| What you will do |
Copy out the lines below word for word, covering every item, and leave the pictures out of your copy.

-------- Given entries

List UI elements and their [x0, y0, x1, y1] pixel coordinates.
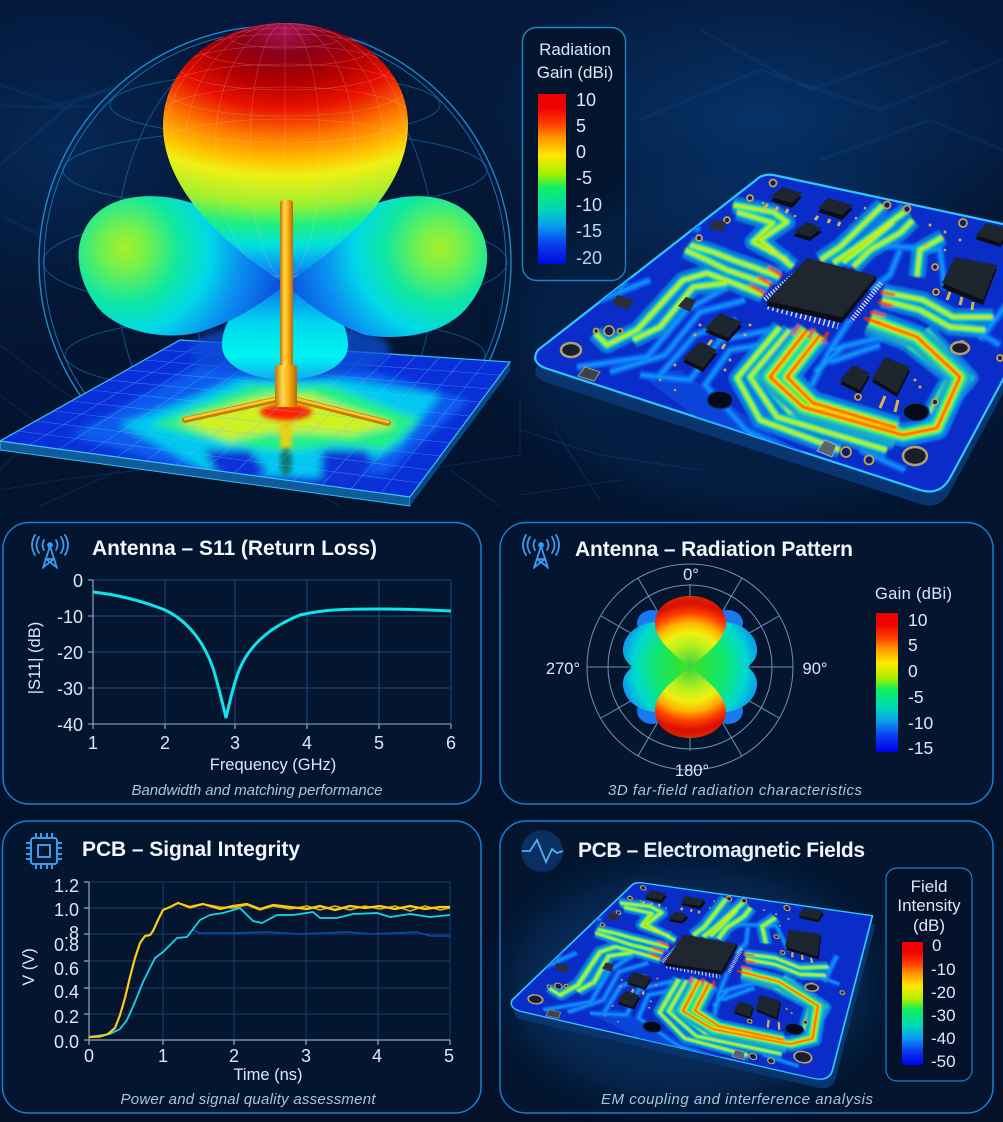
- signal line chart: 0.8: [54, 935, 79, 955]
- icon: wave: [521, 830, 563, 872]
- S11 line chart: |S11| (dB): [26, 622, 44, 694]
- polar radiation plot: 270°: [546, 660, 580, 678]
- signal line chart: 1: [158, 1046, 168, 1066]
- caption: EM coupling and interference analysis: [601, 1091, 874, 1108]
- legend: radiation gain: Gain (dBi): [537, 63, 613, 82]
- signal line chart: V (V): [20, 948, 38, 986]
- lobe: bottom: [222, 283, 348, 380]
- polar radiation plot: 90°: [803, 660, 827, 678]
- heading: PCB – Electromagnetic Fields: [578, 839, 865, 862]
- legend: gain: [875, 585, 952, 758]
- signal line chart: 4: [372, 1046, 382, 1066]
- heading: Antenna – Radiation Pattern: [575, 538, 853, 561]
- lobe: left side: [79, 196, 284, 336]
- legend: radiation gain: -10: [576, 195, 602, 215]
- lobe: right side: [286, 196, 487, 337]
- S11 line chart: 6: [446, 733, 456, 753]
- legend: gain: -15: [908, 738, 933, 758]
- signal line chart: [20, 876, 454, 1084]
- icon: chip: [26, 833, 62, 869]
- caption: 3D far-field radiation characteristics: [608, 782, 862, 799]
- signal line chart: 0.2: [54, 1007, 79, 1027]
- legend: radiation gain: Radiation: [539, 40, 611, 59]
- hero: antenna radiation pattern: [0, 23, 511, 506]
- signal line chart: 0.6: [54, 959, 79, 979]
- polar radiation plot: 180°: [675, 762, 709, 780]
- legend: radiation gain: -5: [576, 168, 592, 188]
- caption: Bandwidth and matching performance: [132, 782, 382, 799]
- heading: PCB – Signal Integrity: [82, 838, 300, 861]
- caption: Power and signal quality assessment: [120, 1091, 376, 1108]
- signal line chart: 3: [301, 1046, 311, 1066]
- legend: field intensity: Intensity: [897, 896, 961, 915]
- signal line chart: 1.2: [54, 876, 79, 896]
- polar radiation plot: 0°: [683, 566, 699, 584]
- legend: gain: -5: [908, 687, 924, 707]
- legend: radiation gain: 10: [576, 90, 596, 110]
- legend: field intensity: 0: [932, 936, 941, 955]
- hero: PCB field heat map: [510, 170, 1003, 510]
- PCB inset heat map: [472, 870, 929, 1100]
- legend: radiation gain: 0: [576, 142, 586, 162]
- wireframe sphere: [38, 26, 512, 396]
- legend: gain: Gain (dBi): [875, 585, 952, 603]
- polar radiation plot: [546, 564, 827, 780]
- signal line chart: 1.0: [54, 900, 79, 920]
- legend: field intensity: [886, 868, 972, 1081]
- S11 line chart: 3: [230, 733, 240, 753]
- legend: field intensity: -40: [931, 1029, 956, 1048]
- lobe shadow glow: [190, 322, 390, 378]
- signal line chart: .8: [64, 923, 79, 943]
- signal line chart: 0.0: [54, 1032, 79, 1052]
- panel: signal integrity: [2, 821, 481, 1113]
- legend: radiation gain: -15: [576, 221, 602, 241]
- legend: field intensity: (dB): [913, 916, 945, 935]
- legend: field intensity: -20: [931, 983, 956, 1002]
- icon: antenna: [32, 535, 68, 568]
- antenna: [185, 200, 388, 423]
- legend: gain: -10: [908, 713, 934, 733]
- S11 line chart: -20: [57, 643, 83, 663]
- signal line chart: 0.4: [54, 982, 79, 1002]
- signal line chart: Time (ns): [233, 1066, 303, 1084]
- legend: field intensity: -10: [931, 960, 956, 979]
- signal line chart: 5: [444, 1046, 454, 1066]
- S11 line chart: -30: [57, 679, 83, 699]
- panel: electromagnetic fields: [472, 821, 993, 1113]
- legend: gain: 0: [908, 661, 918, 681]
- S11 line chart: -10: [57, 607, 83, 627]
- legend: radiation gain: -20: [576, 248, 602, 268]
- S11 line chart: -40: [57, 715, 83, 735]
- lobe: main top: [160, 23, 410, 284]
- legend: radiation gain: [522, 28, 626, 280]
- S11 line chart: Frequency (GHz): [210, 756, 336, 774]
- legend: field intensity: -30: [931, 1006, 956, 1025]
- S11 line chart: 0: [73, 571, 83, 591]
- legend: gain: 10: [908, 610, 928, 630]
- S11 line chart: [26, 571, 456, 774]
- ground plane with near-field heat map: [0, 340, 510, 506]
- background glow and network lines: [0, 0, 1003, 506]
- signal line chart: 0: [84, 1046, 94, 1066]
- panel: S11 return loss: [3, 522, 481, 804]
- panel: radiation pattern: [500, 522, 993, 804]
- legend: field intensity: Field: [911, 877, 947, 896]
- legend: radiation gain: 5: [576, 116, 586, 136]
- heading: Antenna – S11 (Return Loss): [92, 537, 377, 560]
- legend: field intensity: -50: [931, 1052, 956, 1071]
- legend: gain: 5: [908, 635, 918, 655]
- S11 line chart: 5: [374, 733, 384, 753]
- icon: antenna: [523, 535, 559, 568]
- signal line chart: 2: [229, 1046, 239, 1066]
- S11 line chart: 1: [88, 733, 98, 753]
- S11 line chart: 2: [160, 733, 170, 753]
- S11 line chart: 4: [302, 733, 312, 753]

----------------

| Task output |
List UI elements and their [x0, y0, x1, y1] pixel coordinates.
- signal line chart: 0.8: [54, 935, 79, 955]
- icon: wave: [521, 830, 563, 872]
- S11 line chart: |S11| (dB): [26, 622, 44, 694]
- polar radiation plot: 270°: [546, 660, 580, 678]
- signal line chart: 1: [158, 1046, 168, 1066]
- caption: EM coupling and interference analysis: [601, 1091, 874, 1108]
- legend: radiation gain: Gain (dBi): [537, 63, 613, 82]
- signal line chart: V (V): [20, 948, 38, 986]
- lobe: bottom: [222, 283, 348, 380]
- polar radiation plot: 90°: [803, 660, 827, 678]
- heading: PCB – Electromagnetic Fields: [578, 839, 865, 862]
- legend: gain: [875, 585, 952, 758]
- signal line chart: 4: [372, 1046, 382, 1066]
- heading: Antenna – Radiation Pattern: [575, 538, 853, 561]
- lobe: left side: [79, 196, 284, 336]
- legend: radiation gain: -10: [576, 195, 602, 215]
- lobe: right side: [286, 196, 487, 337]
- S11 line chart: 6: [446, 733, 456, 753]
- legend: gain: -15: [908, 738, 933, 758]
- signal line chart: [20, 876, 454, 1084]
- icon: chip: [26, 833, 62, 869]
- caption: 3D far-field radiation characteristics: [608, 782, 862, 799]
- signal line chart: 0.2: [54, 1007, 79, 1027]
- legend: radiation gain: Radiation: [539, 40, 611, 59]
- hero: antenna radiation pattern: [0, 23, 511, 506]
- signal line chart: 0.6: [54, 959, 79, 979]
- polar radiation plot: 180°: [675, 762, 709, 780]
- legend: radiation gain: -5: [576, 168, 592, 188]
- caption: Bandwidth and matching performance: [132, 782, 382, 799]
- heading: PCB – Signal Integrity: [82, 838, 300, 861]
- caption: Power and signal quality assessment: [120, 1091, 376, 1108]
- signal line chart: 3: [301, 1046, 311, 1066]
- legend: field intensity: Intensity: [897, 896, 961, 915]
- signal line chart: 1.2: [54, 876, 79, 896]
- polar radiation plot: 0°: [683, 566, 699, 584]
- legend: gain: -5: [908, 687, 924, 707]
- legend: radiation gain: 10: [576, 90, 596, 110]
- legend: field intensity: 0: [932, 936, 941, 955]
- hero: PCB field heat map: [510, 170, 1003, 510]
- PCB inset heat map: [472, 870, 929, 1100]
- legend: radiation gain: 0: [576, 142, 586, 162]
- wireframe sphere: [38, 26, 512, 396]
- legend: gain: Gain (dBi): [875, 585, 952, 603]
- polar radiation plot: [546, 564, 827, 780]
- signal line chart: 1.0: [54, 900, 79, 920]
- legend: field intensity: [886, 868, 972, 1081]
- S11 line chart: 3: [230, 733, 240, 753]
- legend: field intensity: -40: [931, 1029, 956, 1048]
- lobe shadow glow: [190, 322, 390, 378]
- signal line chart: .8: [64, 923, 79, 943]
- signal line chart: 0.0: [54, 1032, 79, 1052]
- panel: signal integrity: [2, 821, 481, 1113]
- legend: radiation gain: -15: [576, 221, 602, 241]
- legend: field intensity: (dB): [913, 916, 945, 935]
- legend: field intensity: -20: [931, 983, 956, 1002]
- icon: antenna: [32, 535, 68, 568]
- antenna: [185, 200, 388, 423]
- legend: gain: -10: [908, 713, 934, 733]
- S11 line chart: -20: [57, 643, 83, 663]
- signal line chart: 0.4: [54, 982, 79, 1002]
- signal line chart: Time (ns): [233, 1066, 303, 1084]
- legend: field intensity: -10: [931, 960, 956, 979]
- signal line chart: 5: [444, 1046, 454, 1066]
- S11 line chart: -30: [57, 679, 83, 699]
- panel: electromagnetic fields: [472, 821, 993, 1113]
- legend: gain: 0: [908, 661, 918, 681]
- S11 line chart: -10: [57, 607, 83, 627]
- legend: radiation gain: -20: [576, 248, 602, 268]
- S11 line chart: -40: [57, 715, 83, 735]
- lobe: main top: [160, 23, 410, 284]
- legend: radiation gain: [522, 28, 626, 280]
- S11 line chart: Frequency (GHz): [210, 756, 336, 774]
- legend: field intensity: -30: [931, 1006, 956, 1025]
- S11 line chart: 0: [73, 571, 83, 591]
- legend: gain: 10: [908, 610, 928, 630]
- S11 line chart: [26, 571, 456, 774]
- ground plane with near-field heat map: [0, 340, 510, 506]
- background glow and network lines: [0, 0, 1003, 506]
- signal line chart: 0: [84, 1046, 94, 1066]
- panel: S11 return loss: [3, 522, 481, 804]
- panel: radiation pattern: [500, 522, 993, 804]
- legend: field intensity: Field: [911, 877, 947, 896]
- legend: radiation gain: 5: [576, 116, 586, 136]
- heading: Antenna – S11 (Return Loss): [92, 537, 377, 560]
- legend: field intensity: -50: [931, 1052, 956, 1071]
- legend: gain: 5: [908, 635, 918, 655]
- S11 line chart: 5: [374, 733, 384, 753]
- icon: antenna: [523, 535, 559, 568]
- signal line chart: 2: [229, 1046, 239, 1066]
- S11 line chart: 1: [88, 733, 98, 753]
- S11 line chart: 2: [160, 733, 170, 753]
- S11 line chart: 4: [302, 733, 312, 753]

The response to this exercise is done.